-- Problem statement --
Write out all of the records precisely. Skip anything that is a picture.

-- Items --
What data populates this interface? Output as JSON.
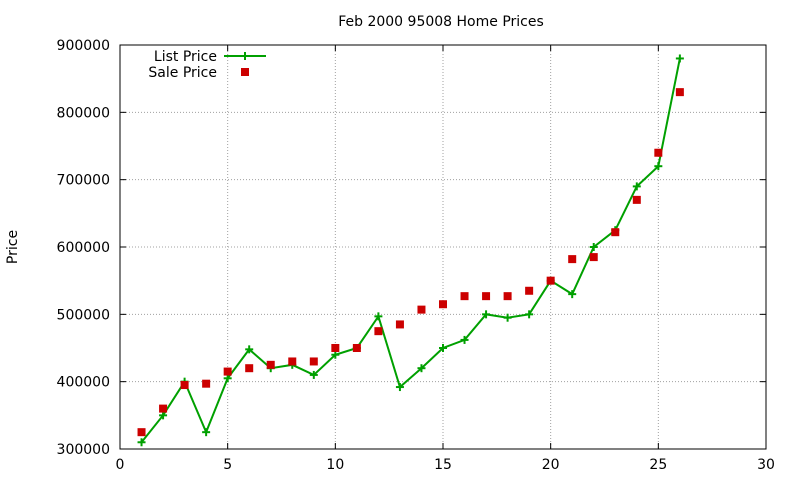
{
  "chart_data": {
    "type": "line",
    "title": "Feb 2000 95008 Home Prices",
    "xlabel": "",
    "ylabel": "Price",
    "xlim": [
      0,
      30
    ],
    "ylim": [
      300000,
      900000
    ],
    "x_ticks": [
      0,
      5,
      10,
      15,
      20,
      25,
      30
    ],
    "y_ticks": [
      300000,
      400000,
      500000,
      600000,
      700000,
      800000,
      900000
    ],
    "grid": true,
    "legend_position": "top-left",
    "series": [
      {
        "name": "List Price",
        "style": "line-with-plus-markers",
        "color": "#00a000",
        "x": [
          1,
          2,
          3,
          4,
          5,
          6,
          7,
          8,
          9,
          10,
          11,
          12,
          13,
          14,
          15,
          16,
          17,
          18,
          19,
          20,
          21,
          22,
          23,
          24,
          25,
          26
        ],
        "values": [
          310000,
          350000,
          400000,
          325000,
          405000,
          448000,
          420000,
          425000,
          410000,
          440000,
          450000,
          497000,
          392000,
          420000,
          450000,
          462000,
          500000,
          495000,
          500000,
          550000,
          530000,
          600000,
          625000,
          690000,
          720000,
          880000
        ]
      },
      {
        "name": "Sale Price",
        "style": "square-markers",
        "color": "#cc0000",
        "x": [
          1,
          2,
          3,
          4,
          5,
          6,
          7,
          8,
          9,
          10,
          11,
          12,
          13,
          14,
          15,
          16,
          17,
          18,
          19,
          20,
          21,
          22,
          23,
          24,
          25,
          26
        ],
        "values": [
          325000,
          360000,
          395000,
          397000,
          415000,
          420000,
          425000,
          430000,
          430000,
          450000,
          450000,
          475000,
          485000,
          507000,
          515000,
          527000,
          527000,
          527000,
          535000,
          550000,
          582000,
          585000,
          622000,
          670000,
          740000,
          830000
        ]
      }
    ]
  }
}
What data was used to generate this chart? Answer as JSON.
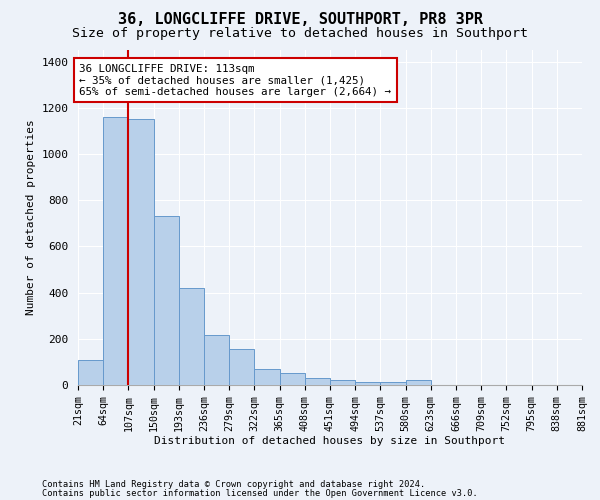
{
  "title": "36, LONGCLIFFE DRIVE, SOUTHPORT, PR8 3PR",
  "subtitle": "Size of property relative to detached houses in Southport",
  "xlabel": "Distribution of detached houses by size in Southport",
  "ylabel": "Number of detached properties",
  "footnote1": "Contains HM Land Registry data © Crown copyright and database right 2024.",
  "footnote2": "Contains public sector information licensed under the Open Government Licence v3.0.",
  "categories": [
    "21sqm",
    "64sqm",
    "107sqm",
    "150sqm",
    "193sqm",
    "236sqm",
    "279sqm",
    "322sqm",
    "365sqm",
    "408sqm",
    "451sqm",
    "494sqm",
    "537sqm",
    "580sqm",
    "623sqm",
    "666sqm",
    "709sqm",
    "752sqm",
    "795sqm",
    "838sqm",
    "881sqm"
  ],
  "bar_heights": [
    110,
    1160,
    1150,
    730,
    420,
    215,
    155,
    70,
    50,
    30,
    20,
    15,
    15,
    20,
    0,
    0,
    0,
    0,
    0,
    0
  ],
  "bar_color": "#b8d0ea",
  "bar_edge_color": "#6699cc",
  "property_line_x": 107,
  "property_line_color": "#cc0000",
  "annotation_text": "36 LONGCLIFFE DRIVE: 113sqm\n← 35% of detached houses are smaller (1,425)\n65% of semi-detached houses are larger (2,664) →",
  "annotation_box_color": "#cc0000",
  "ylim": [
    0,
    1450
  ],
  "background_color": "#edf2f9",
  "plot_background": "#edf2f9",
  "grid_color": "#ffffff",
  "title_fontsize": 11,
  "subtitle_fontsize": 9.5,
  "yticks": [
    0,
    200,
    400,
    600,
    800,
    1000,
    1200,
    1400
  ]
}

-- Task output --
What data populates this interface? Output as JSON.
{
  "chart_data": {
    "type": "line",
    "title": "Feb 2000 95008 Home Prices",
    "xlabel": "",
    "ylabel": "Price",
    "xlim": [
      0,
      30
    ],
    "ylim": [
      300000,
      900000
    ],
    "x_ticks": [
      0,
      5,
      10,
      15,
      20,
      25,
      30
    ],
    "y_ticks": [
      300000,
      400000,
      500000,
      600000,
      700000,
      800000,
      900000
    ],
    "grid": true,
    "legend_position": "top-left",
    "series": [
      {
        "name": "List Price",
        "style": "line-with-plus-markers",
        "color": "#00a000",
        "x": [
          1,
          2,
          3,
          4,
          5,
          6,
          7,
          8,
          9,
          10,
          11,
          12,
          13,
          14,
          15,
          16,
          17,
          18,
          19,
          20,
          21,
          22,
          23,
          24,
          25,
          26
        ],
        "values": [
          310000,
          350000,
          400000,
          325000,
          405000,
          448000,
          420000,
          425000,
          410000,
          440000,
          450000,
          497000,
          392000,
          420000,
          450000,
          462000,
          500000,
          495000,
          500000,
          550000,
          530000,
          600000,
          625000,
          690000,
          720000,
          880000
        ]
      },
      {
        "name": "Sale Price",
        "style": "square-markers",
        "color": "#cc0000",
        "x": [
          1,
          2,
          3,
          4,
          5,
          6,
          7,
          8,
          9,
          10,
          11,
          12,
          13,
          14,
          15,
          16,
          17,
          18,
          19,
          20,
          21,
          22,
          23,
          24,
          25,
          26
        ],
        "values": [
          325000,
          360000,
          395000,
          397000,
          415000,
          420000,
          425000,
          430000,
          430000,
          450000,
          450000,
          475000,
          485000,
          507000,
          515000,
          527000,
          527000,
          527000,
          535000,
          550000,
          582000,
          585000,
          622000,
          670000,
          740000,
          830000
        ]
      }
    ]
  }
}
What data was used to generate this chart? Answer as JSON.
{
  "title": "36, LONGCLIFFE DRIVE, SOUTHPORT, PR8 3PR",
  "subtitle": "Size of property relative to detached houses in Southport",
  "xlabel": "Distribution of detached houses by size in Southport",
  "ylabel": "Number of detached properties",
  "footnote1": "Contains HM Land Registry data © Crown copyright and database right 2024.",
  "footnote2": "Contains public sector information licensed under the Open Government Licence v3.0.",
  "categories": [
    "21sqm",
    "64sqm",
    "107sqm",
    "150sqm",
    "193sqm",
    "236sqm",
    "279sqm",
    "322sqm",
    "365sqm",
    "408sqm",
    "451sqm",
    "494sqm",
    "537sqm",
    "580sqm",
    "623sqm",
    "666sqm",
    "709sqm",
    "752sqm",
    "795sqm",
    "838sqm",
    "881sqm"
  ],
  "bar_heights": [
    110,
    1160,
    1150,
    730,
    420,
    215,
    155,
    70,
    50,
    30,
    20,
    15,
    15,
    20,
    0,
    0,
    0,
    0,
    0,
    0
  ],
  "bar_color": "#b8d0ea",
  "bar_edge_color": "#6699cc",
  "property_line_x": 107,
  "property_line_color": "#cc0000",
  "annotation_text": "36 LONGCLIFFE DRIVE: 113sqm\n← 35% of detached houses are smaller (1,425)\n65% of semi-detached houses are larger (2,664) →",
  "annotation_box_color": "#cc0000",
  "ylim": [
    0,
    1450
  ],
  "background_color": "#edf2f9",
  "plot_background": "#edf2f9",
  "grid_color": "#ffffff",
  "title_fontsize": 11,
  "subtitle_fontsize": 9.5,
  "yticks": [
    0,
    200,
    400,
    600,
    800,
    1000,
    1200,
    1400
  ]
}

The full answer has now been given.